[Stored items from a collection]
┄┄┄┄┄┄┄┄┄┄┄┄┄┄┄┄┄┄┄┄

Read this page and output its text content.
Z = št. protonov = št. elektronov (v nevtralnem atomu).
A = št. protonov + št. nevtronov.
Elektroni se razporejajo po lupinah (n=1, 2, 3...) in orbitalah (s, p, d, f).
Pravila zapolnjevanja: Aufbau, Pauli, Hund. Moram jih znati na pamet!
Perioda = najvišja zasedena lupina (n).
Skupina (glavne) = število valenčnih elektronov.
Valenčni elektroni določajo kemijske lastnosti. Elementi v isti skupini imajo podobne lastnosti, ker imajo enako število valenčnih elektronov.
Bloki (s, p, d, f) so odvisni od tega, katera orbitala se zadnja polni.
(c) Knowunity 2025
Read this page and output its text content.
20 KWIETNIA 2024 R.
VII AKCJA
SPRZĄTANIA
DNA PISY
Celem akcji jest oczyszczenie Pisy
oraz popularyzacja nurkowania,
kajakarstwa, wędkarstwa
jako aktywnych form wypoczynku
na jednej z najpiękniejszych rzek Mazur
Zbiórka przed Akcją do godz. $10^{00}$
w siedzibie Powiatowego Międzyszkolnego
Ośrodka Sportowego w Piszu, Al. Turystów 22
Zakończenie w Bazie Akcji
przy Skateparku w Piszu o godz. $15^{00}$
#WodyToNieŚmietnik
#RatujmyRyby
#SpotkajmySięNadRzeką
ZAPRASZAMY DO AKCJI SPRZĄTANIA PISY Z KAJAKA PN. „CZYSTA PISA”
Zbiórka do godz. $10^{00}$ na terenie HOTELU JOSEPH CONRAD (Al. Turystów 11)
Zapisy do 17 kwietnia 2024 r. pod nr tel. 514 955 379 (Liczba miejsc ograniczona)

┄┄┄┄┄┄┄┄┄┄┄┄┄┄┄┄┄┄┄┄

What you will do:
Transcribe every entry exactly.

Task output:
Read this page and output its text content.
Z = št. protonov = št. elektronov (v nevtralnem atomu).
A = št. protonov + št. nevtronov.
Elektroni se razporejajo po lupinah (n=1, 2, 3...) in orbitalah (s, p, d, f).
Pravila zapolnjevanja: Aufbau, Pauli, Hund. Moram jih znati na pamet!
Perioda = najvišja zasedena lupina (n).
Skupina (glavne) = število valenčnih elektronov.
Valenčni elektroni določajo kemijske lastnosti. Elementi v isti skupini imajo podobne lastnosti, ker imajo enako število valenčnih elektronov.
Bloki (s, p, d, f) so odvisni od tega, katera orbitala se zadnja polni.
(c) Knowunity 2025
Read this page and output its text content.
20 KWIETNIA 2024 R.
VII AKCJA
SPRZĄTANIA
DNA PISY
Celem akcji jest oczyszczenie Pisy
oraz popularyzacja nurkowania,
kajakarstwa, wędkarstwa
jako aktywnych form wypoczynku
na jednej z najpiękniejszych rzek Mazur
Zbiórka przed Akcją do godz. $10^{00}$
w siedzibie Powiatowego Międzyszkolnego
Ośrodka Sportowego w Piszu, Al. Turystów 22
Zakończenie w Bazie Akcji
przy Skateparku w Piszu o godz. $15^{00}$
#WodyToNieŚmietnik
#RatujmyRyby
#SpotkajmySięNadRzeką
ZAPRASZAMY DO AKCJI SPRZĄTANIA PISY Z KAJAKA PN. „CZYSTA PISA”
Zbiórka do godz. $10^{00}$ na terenie HOTELU JOSEPH CONRAD (Al. Turystów 11)
Zapisy do 17 kwietnia 2024 r. pod nr tel. 514 955 379 (Liczba miejsc ograniczona)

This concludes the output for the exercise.